*Challenge*.
Give every entry again, unchanged, and leave its images out.
-- Task inputs start --
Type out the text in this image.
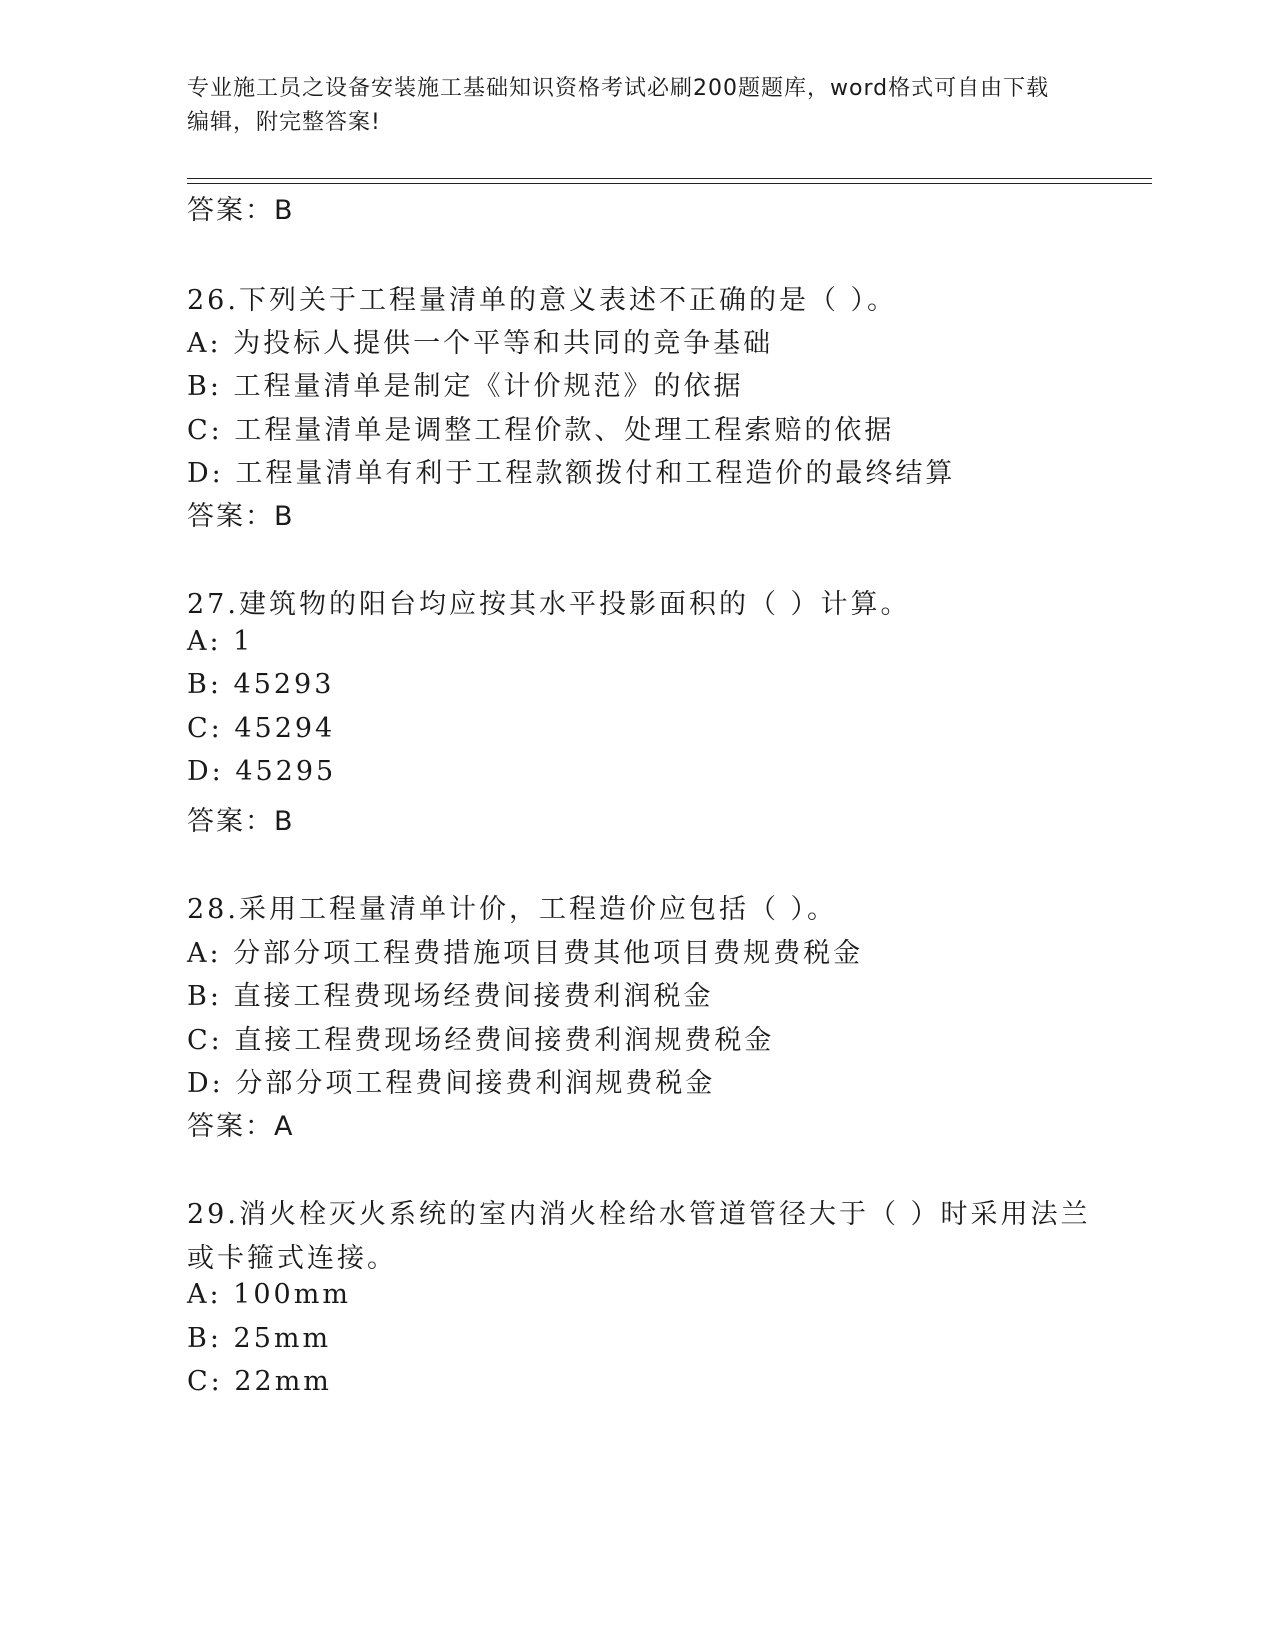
专业施工员之设备安装施工基础知识资格考试必刷200题题库，word格式可自由下载编辑，附完整答案!
答案：B
26.下列关于工程量清单的意义表述不正确的是（ ）。
A: 为投标人提供一个平等和共同的竞争基础
B: 工程量清单是制定《计价规范》的依据
C: 工程量清单是调整工程价款、处理工程索赔的依据
D: 工程量清单有利于工程款额拨付和工程造价的最终结算
答案：B
27.建筑物的阳台均应按其水平投影面积的（ ）计算。
A: 1
B: 45293
C: 45294
D: 45295
答案：B
28.采用工程量清单计价，工程造价应包括（ ）。
A: 分部分项工程费措施项目费其他项目费规费税金
B: 直接工程费现场经费间接费利润税金
C: 直接工程费现场经费间接费利润规费税金
D: 分部分项工程费间接费利润规费税金
答案：A
29.消火栓灭火系统的室内消火栓给水管道管径大于（ ）时采用法兰
或卡箍式连接。
A: 100mm
B: 25mm
C: 22mm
-- Task inputs end --
*Task result*.
Type out the text in this image.
专业施工员之设备安装施工基础知识资格考试必刷200题题库，word格式可自由下载编辑，附完整答案!
答案：B
26.下列关于工程量清单的意义表述不正确的是（ ）。
A: 为投标人提供一个平等和共同的竞争基础
B: 工程量清单是制定《计价规范》的依据
C: 工程量清单是调整工程价款、处理工程索赔的依据
D: 工程量清单有利于工程款额拨付和工程造价的最终结算
答案：B
27.建筑物的阳台均应按其水平投影面积的（ ）计算。
A: 1
B: 45293
C: 45294
D: 45295
答案：B
28.采用工程量清单计价，工程造价应包括（ ）。
A: 分部分项工程费措施项目费其他项目费规费税金
B: 直接工程费现场经费间接费利润税金
C: 直接工程费现场经费间接费利润规费税金
D: 分部分项工程费间接费利润规费税金
答案：A
29.消火栓灭火系统的室内消火栓给水管道管径大于（ ）时采用法兰
或卡箍式连接。
A: 100mm
B: 25mm
C: 22mm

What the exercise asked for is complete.